## Exercise prompt
Each line should be copied exactly.

## Data records
######

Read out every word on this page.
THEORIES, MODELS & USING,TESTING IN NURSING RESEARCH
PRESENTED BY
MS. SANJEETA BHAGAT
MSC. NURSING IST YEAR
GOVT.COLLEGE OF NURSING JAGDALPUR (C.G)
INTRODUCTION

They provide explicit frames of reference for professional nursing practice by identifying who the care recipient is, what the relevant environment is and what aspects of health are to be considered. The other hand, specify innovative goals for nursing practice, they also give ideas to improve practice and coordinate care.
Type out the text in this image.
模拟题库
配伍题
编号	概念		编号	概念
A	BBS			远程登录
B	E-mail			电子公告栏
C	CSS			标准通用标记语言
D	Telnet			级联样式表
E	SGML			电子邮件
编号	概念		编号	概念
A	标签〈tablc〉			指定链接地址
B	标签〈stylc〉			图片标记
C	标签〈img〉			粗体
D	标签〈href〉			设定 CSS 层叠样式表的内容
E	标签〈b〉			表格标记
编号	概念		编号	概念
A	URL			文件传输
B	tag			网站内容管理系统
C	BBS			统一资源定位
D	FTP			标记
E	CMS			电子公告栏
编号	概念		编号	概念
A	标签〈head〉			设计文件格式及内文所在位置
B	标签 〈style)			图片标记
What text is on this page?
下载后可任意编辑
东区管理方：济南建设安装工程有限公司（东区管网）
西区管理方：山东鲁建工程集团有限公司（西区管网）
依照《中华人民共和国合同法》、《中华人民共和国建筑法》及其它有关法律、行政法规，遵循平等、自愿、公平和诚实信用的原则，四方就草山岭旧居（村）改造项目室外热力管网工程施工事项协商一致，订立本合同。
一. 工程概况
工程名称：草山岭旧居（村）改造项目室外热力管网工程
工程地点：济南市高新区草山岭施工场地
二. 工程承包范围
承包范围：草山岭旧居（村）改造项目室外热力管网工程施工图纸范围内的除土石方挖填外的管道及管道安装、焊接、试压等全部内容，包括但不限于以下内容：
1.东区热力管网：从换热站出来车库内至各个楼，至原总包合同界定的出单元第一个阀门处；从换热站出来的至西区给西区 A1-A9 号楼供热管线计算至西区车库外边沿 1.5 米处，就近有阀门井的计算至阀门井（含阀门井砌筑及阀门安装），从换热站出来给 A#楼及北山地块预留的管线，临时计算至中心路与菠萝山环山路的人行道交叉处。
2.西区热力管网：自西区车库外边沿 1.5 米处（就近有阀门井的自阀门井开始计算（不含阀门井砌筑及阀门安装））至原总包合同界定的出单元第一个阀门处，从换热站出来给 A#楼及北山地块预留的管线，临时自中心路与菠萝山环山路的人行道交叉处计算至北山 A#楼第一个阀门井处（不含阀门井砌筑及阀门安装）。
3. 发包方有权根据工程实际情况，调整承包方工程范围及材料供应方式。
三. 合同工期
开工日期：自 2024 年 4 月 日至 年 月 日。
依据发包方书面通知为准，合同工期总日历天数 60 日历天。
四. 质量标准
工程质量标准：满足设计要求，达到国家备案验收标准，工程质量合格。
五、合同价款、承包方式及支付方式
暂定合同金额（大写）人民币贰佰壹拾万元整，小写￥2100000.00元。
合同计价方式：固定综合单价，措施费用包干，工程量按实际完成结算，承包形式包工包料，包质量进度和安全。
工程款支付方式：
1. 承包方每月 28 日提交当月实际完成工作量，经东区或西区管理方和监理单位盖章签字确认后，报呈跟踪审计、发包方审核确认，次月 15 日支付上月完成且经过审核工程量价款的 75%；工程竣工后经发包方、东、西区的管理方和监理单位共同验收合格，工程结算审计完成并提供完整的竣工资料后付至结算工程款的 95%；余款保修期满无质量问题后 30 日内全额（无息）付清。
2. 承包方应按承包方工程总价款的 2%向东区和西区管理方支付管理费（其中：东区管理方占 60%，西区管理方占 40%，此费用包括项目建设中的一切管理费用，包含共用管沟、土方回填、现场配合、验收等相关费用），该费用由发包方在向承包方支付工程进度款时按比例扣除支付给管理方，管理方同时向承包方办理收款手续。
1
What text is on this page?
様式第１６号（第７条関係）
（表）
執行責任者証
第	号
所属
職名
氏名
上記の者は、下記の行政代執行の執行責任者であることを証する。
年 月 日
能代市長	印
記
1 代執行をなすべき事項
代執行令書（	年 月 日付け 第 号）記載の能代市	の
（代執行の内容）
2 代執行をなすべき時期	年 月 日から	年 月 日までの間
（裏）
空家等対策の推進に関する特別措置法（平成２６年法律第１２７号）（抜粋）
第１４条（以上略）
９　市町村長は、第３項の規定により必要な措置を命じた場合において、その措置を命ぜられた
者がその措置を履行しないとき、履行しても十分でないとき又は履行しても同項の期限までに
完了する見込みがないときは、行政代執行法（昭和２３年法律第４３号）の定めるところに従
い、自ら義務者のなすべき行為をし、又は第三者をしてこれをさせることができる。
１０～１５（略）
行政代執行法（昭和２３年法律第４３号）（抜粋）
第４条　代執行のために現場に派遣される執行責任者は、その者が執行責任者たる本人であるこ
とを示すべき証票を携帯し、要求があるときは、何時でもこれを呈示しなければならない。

######

## In response
Read out every word on this page.
THEORIES, MODELS & USING,TESTING IN NURSING RESEARCH
PRESENTED BY
MS. SANJEETA BHAGAT
MSC. NURSING IST YEAR
GOVT.COLLEGE OF NURSING JAGDALPUR (C.G)
INTRODUCTION

They provide explicit frames of reference for professional nursing practice by identifying who the care recipient is, what the relevant environment is and what aspects of health are to be considered. The other hand, specify innovative goals for nursing practice, they also give ideas to improve practice and coordinate care.
Type out the text in this image.
模拟题库
配伍题
编号	概念		编号	概念
A	BBS			远程登录
B	E-mail			电子公告栏
C	CSS			标准通用标记语言
D	Telnet			级联样式表
E	SGML			电子邮件
编号	概念		编号	概念
A	标签〈tablc〉			指定链接地址
B	标签〈stylc〉			图片标记
C	标签〈img〉			粗体
D	标签〈href〉			设定 CSS 层叠样式表的内容
E	标签〈b〉			表格标记
编号	概念		编号	概念
A	URL			文件传输
B	tag			网站内容管理系统
C	BBS			统一资源定位
D	FTP			标记
E	CMS			电子公告栏
编号	概念		编号	概念
A	标签〈head〉			设计文件格式及内文所在位置
B	标签 〈style)			图片标记
What text is on this page?
下载后可任意编辑
东区管理方：济南建设安装工程有限公司（东区管网）
西区管理方：山东鲁建工程集团有限公司（西区管网）
依照《中华人民共和国合同法》、《中华人民共和国建筑法》及其它有关法律、行政法规，遵循平等、自愿、公平和诚实信用的原则，四方就草山岭旧居（村）改造项目室外热力管网工程施工事项协商一致，订立本合同。
一. 工程概况
工程名称：草山岭旧居（村）改造项目室外热力管网工程
工程地点：济南市高新区草山岭施工场地
二. 工程承包范围
承包范围：草山岭旧居（村）改造项目室外热力管网工程施工图纸范围内的除土石方挖填外的管道及管道安装、焊接、试压等全部内容，包括但不限于以下内容：
1.东区热力管网：从换热站出来车库内至各个楼，至原总包合同界定的出单元第一个阀门处；从换热站出来的至西区给西区 A1-A9 号楼供热管线计算至西区车库外边沿 1.5 米处，就近有阀门井的计算至阀门井（含阀门井砌筑及阀门安装），从换热站出来给 A#楼及北山地块预留的管线，临时计算至中心路与菠萝山环山路的人行道交叉处。
2.西区热力管网：自西区车库外边沿 1.5 米处（就近有阀门井的自阀门井开始计算（不含阀门井砌筑及阀门安装））至原总包合同界定的出单元第一个阀门处，从换热站出来给 A#楼及北山地块预留的管线，临时自中心路与菠萝山环山路的人行道交叉处计算至北山 A#楼第一个阀门井处（不含阀门井砌筑及阀门安装）。
3. 发包方有权根据工程实际情况，调整承包方工程范围及材料供应方式。
三. 合同工期
开工日期：自 2024 年 4 月 日至 年 月 日。
依据发包方书面通知为准，合同工期总日历天数 60 日历天。
四. 质量标准
工程质量标准：满足设计要求，达到国家备案验收标准，工程质量合格。
五、合同价款、承包方式及支付方式
暂定合同金额（大写）人民币贰佰壹拾万元整，小写￥2100000.00元。
合同计价方式：固定综合单价，措施费用包干，工程量按实际完成结算，承包形式包工包料，包质量进度和安全。
工程款支付方式：
1. 承包方每月 28 日提交当月实际完成工作量，经东区或西区管理方和监理单位盖章签字确认后，报呈跟踪审计、发包方审核确认，次月 15 日支付上月完成且经过审核工程量价款的 75%；工程竣工后经发包方、东、西区的管理方和监理单位共同验收合格，工程结算审计完成并提供完整的竣工资料后付至结算工程款的 95%；余款保修期满无质量问题后 30 日内全额（无息）付清。
2. 承包方应按承包方工程总价款的 2%向东区和西区管理方支付管理费（其中：东区管理方占 60%，西区管理方占 40%，此费用包括项目建设中的一切管理费用，包含共用管沟、土方回填、现场配合、验收等相关费用），该费用由发包方在向承包方支付工程进度款时按比例扣除支付给管理方，管理方同时向承包方办理收款手续。
1
What text is on this page?
様式第１６号（第７条関係）
（表）
執行責任者証
第	号
所属
職名
氏名
上記の者は、下記の行政代執行の執行責任者であることを証する。
年 月 日
能代市長	印
記
1 代執行をなすべき事項
代執行令書（	年 月 日付け 第 号）記載の能代市	の
（代執行の内容）
2 代執行をなすべき時期	年 月 日から	年 月 日までの間
（裏）
空家等対策の推進に関する特別措置法（平成２６年法律第１２７号）（抜粋）
第１４条（以上略）
９　市町村長は、第３項の規定により必要な措置を命じた場合において、その措置を命ぜられた
者がその措置を履行しないとき、履行しても十分でないとき又は履行しても同項の期限までに
完了する見込みがないときは、行政代執行法（昭和２３年法律第４３号）の定めるところに従
い、自ら義務者のなすべき行為をし、又は第三者をしてこれをさせることができる。
１０～１５（略）
行政代執行法（昭和２３年法律第４３号）（抜粋）
第４条　代執行のために現場に派遣される執行責任者は、その者が執行責任者たる本人であるこ
とを示すべき証票を携帯し、要求があるときは、何時でもこれを呈示しなければならない。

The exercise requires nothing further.